▸ **Given task**: Whenever a line contains the string "JSON", copy it out of the entries.

▸ **Dataset excerpts**:
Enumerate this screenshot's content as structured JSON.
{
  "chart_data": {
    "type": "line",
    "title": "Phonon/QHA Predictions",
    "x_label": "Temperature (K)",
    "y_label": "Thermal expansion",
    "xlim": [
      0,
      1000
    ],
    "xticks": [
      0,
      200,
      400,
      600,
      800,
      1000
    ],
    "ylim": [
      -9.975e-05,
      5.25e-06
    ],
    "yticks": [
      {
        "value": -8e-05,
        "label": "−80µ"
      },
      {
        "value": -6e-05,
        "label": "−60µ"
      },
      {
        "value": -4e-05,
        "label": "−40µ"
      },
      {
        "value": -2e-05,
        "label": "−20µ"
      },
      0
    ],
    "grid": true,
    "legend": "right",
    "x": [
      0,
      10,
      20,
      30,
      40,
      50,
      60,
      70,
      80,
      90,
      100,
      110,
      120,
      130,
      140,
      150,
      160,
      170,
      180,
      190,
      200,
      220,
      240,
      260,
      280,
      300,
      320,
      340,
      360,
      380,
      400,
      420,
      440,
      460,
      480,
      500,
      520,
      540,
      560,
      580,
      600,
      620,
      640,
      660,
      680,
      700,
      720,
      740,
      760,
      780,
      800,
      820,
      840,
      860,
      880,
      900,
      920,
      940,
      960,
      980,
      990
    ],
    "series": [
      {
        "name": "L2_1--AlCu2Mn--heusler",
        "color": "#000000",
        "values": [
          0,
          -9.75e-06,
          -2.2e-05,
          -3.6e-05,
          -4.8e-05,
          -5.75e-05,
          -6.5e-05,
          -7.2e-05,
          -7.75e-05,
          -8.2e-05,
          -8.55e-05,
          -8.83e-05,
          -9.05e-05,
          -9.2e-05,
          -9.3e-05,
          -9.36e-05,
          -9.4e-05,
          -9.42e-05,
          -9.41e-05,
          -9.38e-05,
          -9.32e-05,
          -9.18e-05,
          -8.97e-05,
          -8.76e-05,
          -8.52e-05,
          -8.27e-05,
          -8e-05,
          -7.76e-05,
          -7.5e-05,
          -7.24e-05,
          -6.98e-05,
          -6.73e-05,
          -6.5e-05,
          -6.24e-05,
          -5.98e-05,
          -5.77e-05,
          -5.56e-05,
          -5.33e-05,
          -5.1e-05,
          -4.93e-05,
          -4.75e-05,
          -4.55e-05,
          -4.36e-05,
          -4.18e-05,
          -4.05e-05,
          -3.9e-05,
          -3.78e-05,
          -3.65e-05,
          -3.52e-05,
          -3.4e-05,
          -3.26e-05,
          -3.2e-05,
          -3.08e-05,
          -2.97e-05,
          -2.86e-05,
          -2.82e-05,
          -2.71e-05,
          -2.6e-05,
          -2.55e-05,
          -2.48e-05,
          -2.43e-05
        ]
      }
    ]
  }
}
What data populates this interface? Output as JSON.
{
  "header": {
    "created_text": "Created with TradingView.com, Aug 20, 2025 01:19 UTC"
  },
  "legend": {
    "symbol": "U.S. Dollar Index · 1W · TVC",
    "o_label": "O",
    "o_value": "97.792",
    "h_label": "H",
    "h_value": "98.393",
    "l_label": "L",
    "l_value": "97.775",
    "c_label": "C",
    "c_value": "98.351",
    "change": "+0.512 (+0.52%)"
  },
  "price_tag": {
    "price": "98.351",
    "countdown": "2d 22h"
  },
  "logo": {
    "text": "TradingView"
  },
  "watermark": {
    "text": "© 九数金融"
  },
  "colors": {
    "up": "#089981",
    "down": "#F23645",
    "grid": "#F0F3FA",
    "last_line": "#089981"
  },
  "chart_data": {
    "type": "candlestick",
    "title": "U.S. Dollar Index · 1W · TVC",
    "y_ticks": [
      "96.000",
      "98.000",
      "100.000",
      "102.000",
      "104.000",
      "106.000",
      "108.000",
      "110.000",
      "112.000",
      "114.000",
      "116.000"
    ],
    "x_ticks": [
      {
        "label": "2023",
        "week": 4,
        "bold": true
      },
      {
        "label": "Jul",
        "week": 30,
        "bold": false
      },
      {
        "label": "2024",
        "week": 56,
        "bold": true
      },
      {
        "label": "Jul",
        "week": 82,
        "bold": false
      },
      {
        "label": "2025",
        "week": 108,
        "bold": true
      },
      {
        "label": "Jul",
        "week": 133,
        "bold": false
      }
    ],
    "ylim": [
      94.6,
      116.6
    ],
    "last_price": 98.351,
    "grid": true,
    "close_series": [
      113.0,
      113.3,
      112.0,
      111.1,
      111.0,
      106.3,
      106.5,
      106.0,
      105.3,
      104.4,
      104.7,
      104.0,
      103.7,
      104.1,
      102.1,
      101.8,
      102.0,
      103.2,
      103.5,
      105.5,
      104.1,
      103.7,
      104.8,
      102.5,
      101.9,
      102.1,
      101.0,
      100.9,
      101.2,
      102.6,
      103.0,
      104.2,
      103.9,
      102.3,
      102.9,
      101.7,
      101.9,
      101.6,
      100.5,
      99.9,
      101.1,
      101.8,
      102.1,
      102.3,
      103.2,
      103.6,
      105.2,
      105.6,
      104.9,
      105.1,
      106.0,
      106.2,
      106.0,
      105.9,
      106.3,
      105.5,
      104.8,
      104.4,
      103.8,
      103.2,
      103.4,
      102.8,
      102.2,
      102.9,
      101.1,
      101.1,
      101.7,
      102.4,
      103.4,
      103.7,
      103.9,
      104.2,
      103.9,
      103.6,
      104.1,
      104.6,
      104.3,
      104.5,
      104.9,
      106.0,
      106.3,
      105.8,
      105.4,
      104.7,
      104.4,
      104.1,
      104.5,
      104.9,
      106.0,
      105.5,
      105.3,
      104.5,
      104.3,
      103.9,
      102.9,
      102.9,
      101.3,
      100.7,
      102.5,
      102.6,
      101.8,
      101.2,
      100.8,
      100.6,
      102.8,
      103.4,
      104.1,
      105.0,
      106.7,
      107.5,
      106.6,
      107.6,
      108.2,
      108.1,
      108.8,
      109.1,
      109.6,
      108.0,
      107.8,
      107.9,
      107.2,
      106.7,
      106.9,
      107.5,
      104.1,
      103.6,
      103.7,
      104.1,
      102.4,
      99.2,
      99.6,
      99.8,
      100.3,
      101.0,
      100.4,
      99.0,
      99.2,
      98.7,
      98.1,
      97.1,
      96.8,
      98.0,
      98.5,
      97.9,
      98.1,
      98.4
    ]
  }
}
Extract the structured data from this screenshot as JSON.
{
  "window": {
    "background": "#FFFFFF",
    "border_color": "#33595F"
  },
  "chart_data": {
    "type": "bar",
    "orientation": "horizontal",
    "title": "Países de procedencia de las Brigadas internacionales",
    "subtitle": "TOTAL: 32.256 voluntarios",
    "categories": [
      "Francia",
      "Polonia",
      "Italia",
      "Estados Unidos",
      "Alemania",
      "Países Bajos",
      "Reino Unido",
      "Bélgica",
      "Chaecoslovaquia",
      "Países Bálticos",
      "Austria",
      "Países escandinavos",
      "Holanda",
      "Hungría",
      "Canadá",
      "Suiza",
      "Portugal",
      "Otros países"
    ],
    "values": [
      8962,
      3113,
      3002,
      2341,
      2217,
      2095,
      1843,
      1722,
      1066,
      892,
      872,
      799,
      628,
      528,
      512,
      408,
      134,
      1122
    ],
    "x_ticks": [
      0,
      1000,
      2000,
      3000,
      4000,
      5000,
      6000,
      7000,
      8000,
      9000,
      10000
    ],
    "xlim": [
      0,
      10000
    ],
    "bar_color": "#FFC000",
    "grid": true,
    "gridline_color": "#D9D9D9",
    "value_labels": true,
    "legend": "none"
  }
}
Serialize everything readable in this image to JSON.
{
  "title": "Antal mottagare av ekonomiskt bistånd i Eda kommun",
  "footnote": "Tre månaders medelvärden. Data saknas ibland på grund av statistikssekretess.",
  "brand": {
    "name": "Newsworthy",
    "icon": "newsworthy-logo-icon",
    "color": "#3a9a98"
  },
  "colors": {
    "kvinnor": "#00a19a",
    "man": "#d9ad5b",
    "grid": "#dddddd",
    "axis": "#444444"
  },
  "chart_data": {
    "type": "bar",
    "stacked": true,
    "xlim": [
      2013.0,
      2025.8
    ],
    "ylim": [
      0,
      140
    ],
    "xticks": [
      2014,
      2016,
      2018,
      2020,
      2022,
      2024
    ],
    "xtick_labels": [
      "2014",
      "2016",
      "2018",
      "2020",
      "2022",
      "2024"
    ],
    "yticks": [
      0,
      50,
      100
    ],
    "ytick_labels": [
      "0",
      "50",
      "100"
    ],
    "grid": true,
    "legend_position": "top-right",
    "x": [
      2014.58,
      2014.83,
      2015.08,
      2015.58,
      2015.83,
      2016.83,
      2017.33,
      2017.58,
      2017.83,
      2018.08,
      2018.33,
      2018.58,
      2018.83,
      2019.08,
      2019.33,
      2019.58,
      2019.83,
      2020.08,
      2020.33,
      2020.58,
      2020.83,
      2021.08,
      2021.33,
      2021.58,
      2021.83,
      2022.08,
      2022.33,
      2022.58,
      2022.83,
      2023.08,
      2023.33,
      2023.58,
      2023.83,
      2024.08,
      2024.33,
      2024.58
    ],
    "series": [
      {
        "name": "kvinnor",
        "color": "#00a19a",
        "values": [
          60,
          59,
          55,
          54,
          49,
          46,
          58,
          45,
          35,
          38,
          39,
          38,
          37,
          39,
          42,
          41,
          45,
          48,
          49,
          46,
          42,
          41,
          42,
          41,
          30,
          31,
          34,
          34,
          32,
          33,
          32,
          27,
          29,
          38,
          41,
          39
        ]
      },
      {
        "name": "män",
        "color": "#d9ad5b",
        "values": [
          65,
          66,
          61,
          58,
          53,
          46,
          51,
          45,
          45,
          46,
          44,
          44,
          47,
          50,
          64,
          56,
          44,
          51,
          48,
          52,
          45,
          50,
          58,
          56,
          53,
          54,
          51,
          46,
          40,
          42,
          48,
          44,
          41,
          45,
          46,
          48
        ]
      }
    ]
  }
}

▸ **Written answer**:
Enumerate this screenshot's content as structured JSON.
What data populates this interface? Output as JSON.
Extract the structured data from this screenshot as JSON.
Serialize everything readable in this image to JSON.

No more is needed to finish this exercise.